What to produce:
Leave out the pictures and copy every record exactly.

Entries shown:
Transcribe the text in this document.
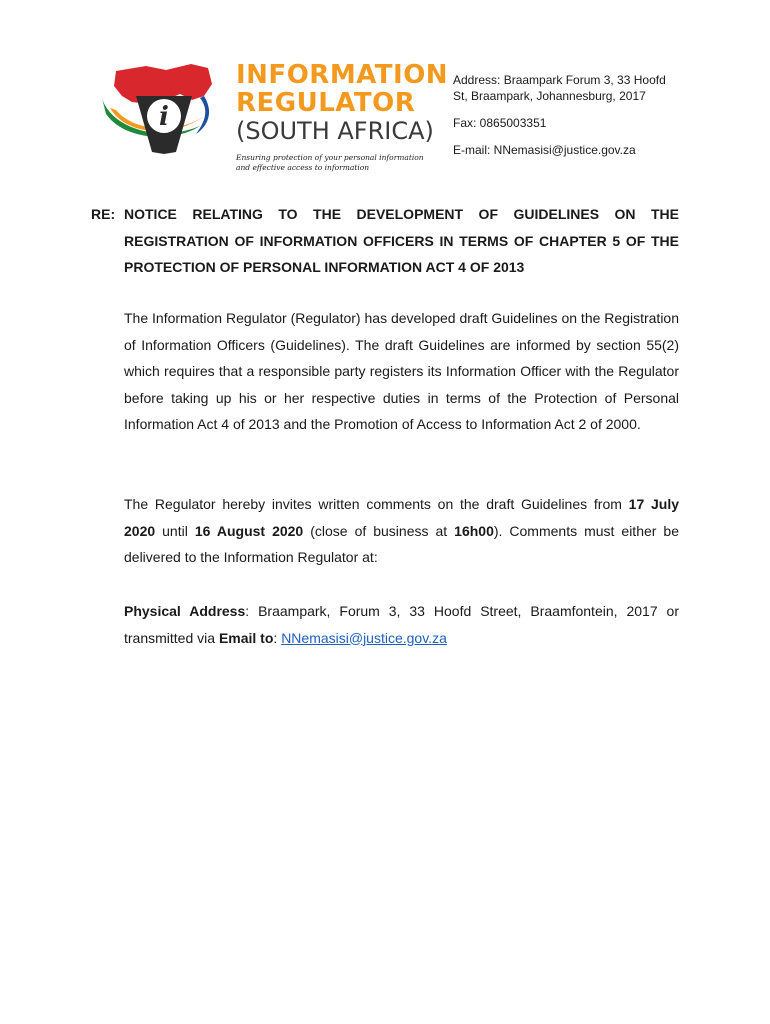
i
INFORMATION
REGULATOR
(SOUTH AFRICA)
Ensuring protection of your personal information
and effective access to information

Address: Braampark Forum 3, 33 Hoofd
St, Braampark, Johannesburg, 2017

Fax: 0865003351

E-mail: NNemasisi@justice.gov.za

RE: NOTICE RELATING TO THE DEVELOPMENT OF GUIDELINES ON THE REGISTRATION OF INFORMATION OFFICERS IN TERMS OF CHAPTER 5 OF THE PROTECTION OF PERSONAL INFORMATION ACT 4 OF 2013

The Information Regulator (Regulator) has developed draft Guidelines on the Registration of Information Officers (Guidelines). The draft Guidelines are informed by section 55(2) which requires that a responsible party registers its Information Officer with the Regulator before taking up his or her respective duties in terms of the Protection of Personal Information Act 4 of 2013 and the Promotion of Access to Information Act 2 of 2000.

The Regulator hereby invites written comments on the draft Guidelines from 17 July 2020 until 16 August 2020 (close of business at 16h00). Comments must either be delivered to the Information Regulator at:

Physical Address: Braampark, Forum 3, 33 Hoofd Street, Braamfontein, 2017 or transmitted via Email to: NNemasisi@justice.gov.za
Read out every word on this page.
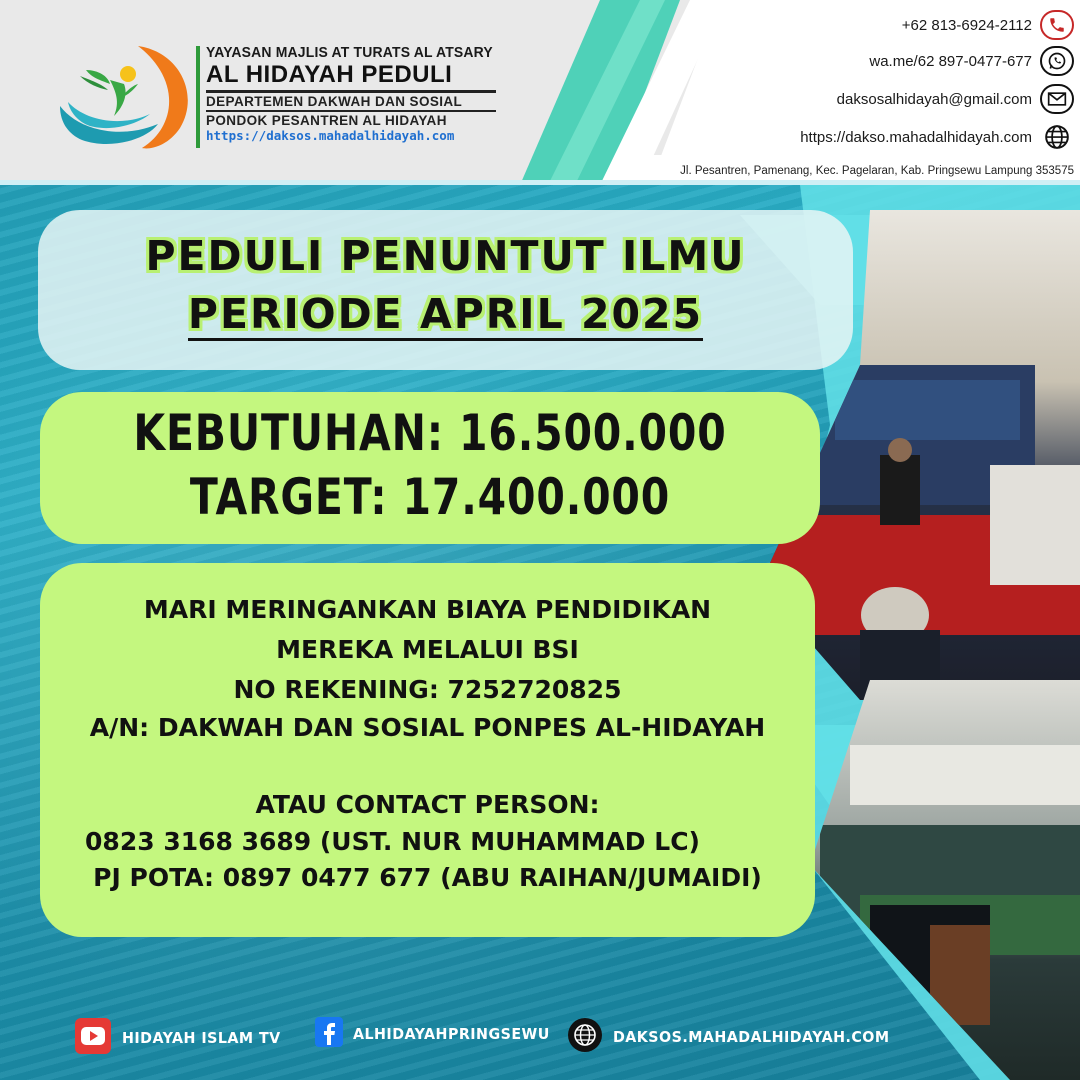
YAYASAN MAJLIS AT TURATS AL ATSARY
AL HIDAYAH PEDULI
DEPARTEMEN DAKWAH DAN SOSIAL
PONDOK PESANTREN AL HIDAYAH
https://daksos.mahadalhidayah.com
+62 813-6924-2112
wa.me/62 897-0477-677
daksosalhidayah@gmail.com
https://dakso.mahadalhidayah.com
Jl. Pesantren, Pamenang, Kec. Pagelaran, Kab. Pringsewu Lampung 353575
PEDULI PENUNTUT ILMU
PERIODE APRIL 2025
KEBUTUHAN: 16.500.000
TARGET: 17.400.000
MARI MERINGANKAN BIAYA PENDIDIKAN
MEREKA MELALUI BSI
NO REKENING: 7252720825
A/N: DAKWAH DAN SOSIAL PONPES AL-HIDAYAH
ATAU CONTACT PERSON:
0823 3168 3689 (UST. NUR MUHAMMAD LC)
PJ POTA: 0897 0477 677 (ABU RAIHAN/JUMAIDI)
HIDAYAH ISLAM TV	ALHIDAYAHPRINGSEWU	DAKSOS.MAHADALHIDAYAH.COM
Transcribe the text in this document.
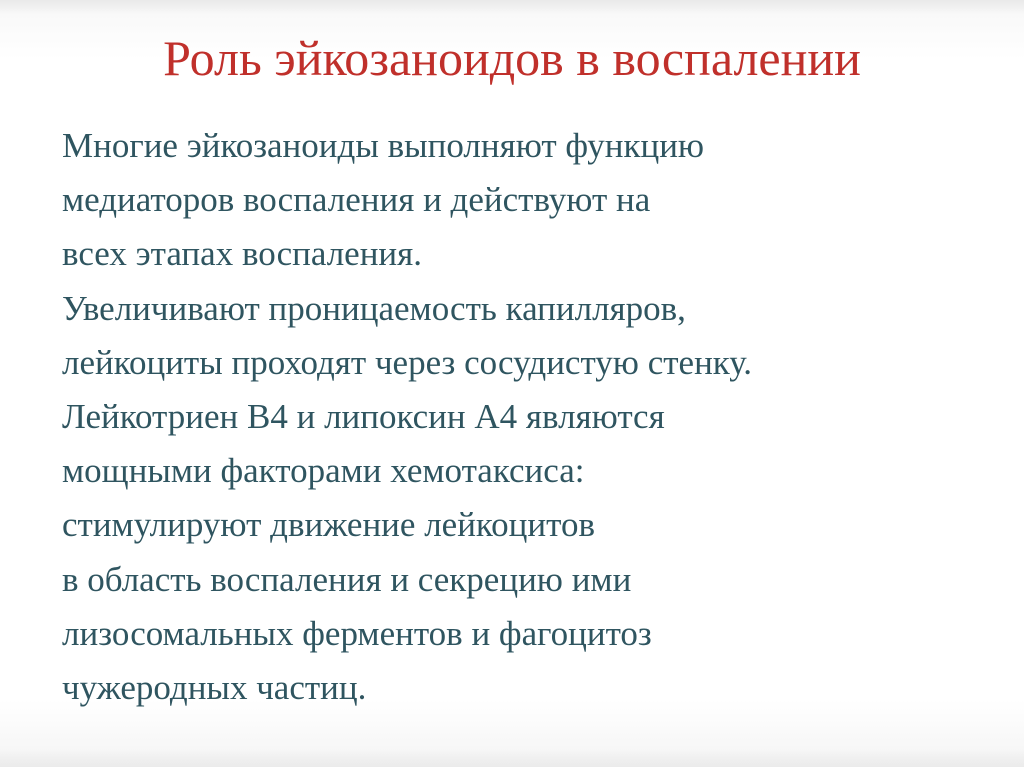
Роль эйкозаноидов в воспалении
Многие эйкозаноиды выполняют функцию
медиаторов воспаления и действуют на
всех этапах воспаления.
Увеличивают проницаемость капилляров,
лейкоциты проходят через сосудистую стенку.
Лейкотриен B4 и липоксин A4 являются
мощными факторами хемотаксиса:
стимулируют движение лейкоцитов
в область воспаления и секрецию ими
лизосомальных ферментов и фагоцитоз
чужеродных частиц.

Task output:
Transcribe the text in this document.
i
INFORMATION
REGULATOR
(SOUTH AFRICA)
Ensuring protection of your personal information
and effective access to information

Address: Braampark Forum 3, 33 Hoofd
St, Braampark, Johannesburg, 2017

Fax: 0865003351

E-mail: NNemasisi@justice.gov.za

RE: NOTICE RELATING TO THE DEVELOPMENT OF GUIDELINES ON THE REGISTRATION OF INFORMATION OFFICERS IN TERMS OF CHAPTER 5 OF THE PROTECTION OF PERSONAL INFORMATION ACT 4 OF 2013

The Information Regulator (Regulator) has developed draft Guidelines on the Registration of Information Officers (Guidelines). The draft Guidelines are informed by section 55(2) which requires that a responsible party registers its Information Officer with the Regulator before taking up his or her respective duties in terms of the Protection of Personal Information Act 4 of 2013 and the Promotion of Access to Information Act 2 of 2000.

The Regulator hereby invites written comments on the draft Guidelines from 17 July 2020 until 16 August 2020 (close of business at 16h00). Comments must either be delivered to the Information Regulator at:

Physical Address: Braampark, Forum 3, 33 Hoofd Street, Braamfontein, 2017 or transmitted via Email to: NNemasisi@justice.gov.za
Read out every word on this page.
YAYASAN MAJLIS AT TURATS AL ATSARY
AL HIDAYAH PEDULI
DEPARTEMEN DAKWAH DAN SOSIAL
PONDOK PESANTREN AL HIDAYAH
https://daksos.mahadalhidayah.com
+62 813-6924-2112
wa.me/62 897-0477-677
daksosalhidayah@gmail.com
https://dakso.mahadalhidayah.com
Jl. Pesantren, Pamenang, Kec. Pagelaran, Kab. Pringsewu Lampung 353575
PEDULI PENUNTUT ILMU
PERIODE APRIL 2025
KEBUTUHAN: 16.500.000
TARGET: 17.400.000
MARI MERINGANKAN BIAYA PENDIDIKAN
MEREKA MELALUI BSI
NO REKENING: 7252720825
A/N: DAKWAH DAN SOSIAL PONPES AL-HIDAYAH
ATAU CONTACT PERSON:
0823 3168 3689 (UST. NUR MUHAMMAD LC)
PJ POTA: 0897 0477 677 (ABU RAIHAN/JUMAIDI)
HIDAYAH ISLAM TV	ALHIDAYAHPRINGSEWU	DAKSOS.MAHADALHIDAYAH.COM
Transcribe the text in this document.
Роль эйкозаноидов в воспалении
Многие эйкозаноиды выполняют функцию
медиаторов воспаления и действуют на
всех этапах воспаления.
Увеличивают проницаемость капилляров,
лейкоциты проходят через сосудистую стенку.
Лейкотриен B4 и липоксин A4 являются
мощными факторами хемотаксиса:
стимулируют движение лейкоцитов
в область воспаления и секрецию ими
лизосомальных ферментов и фагоцитоз
чужеродных частиц.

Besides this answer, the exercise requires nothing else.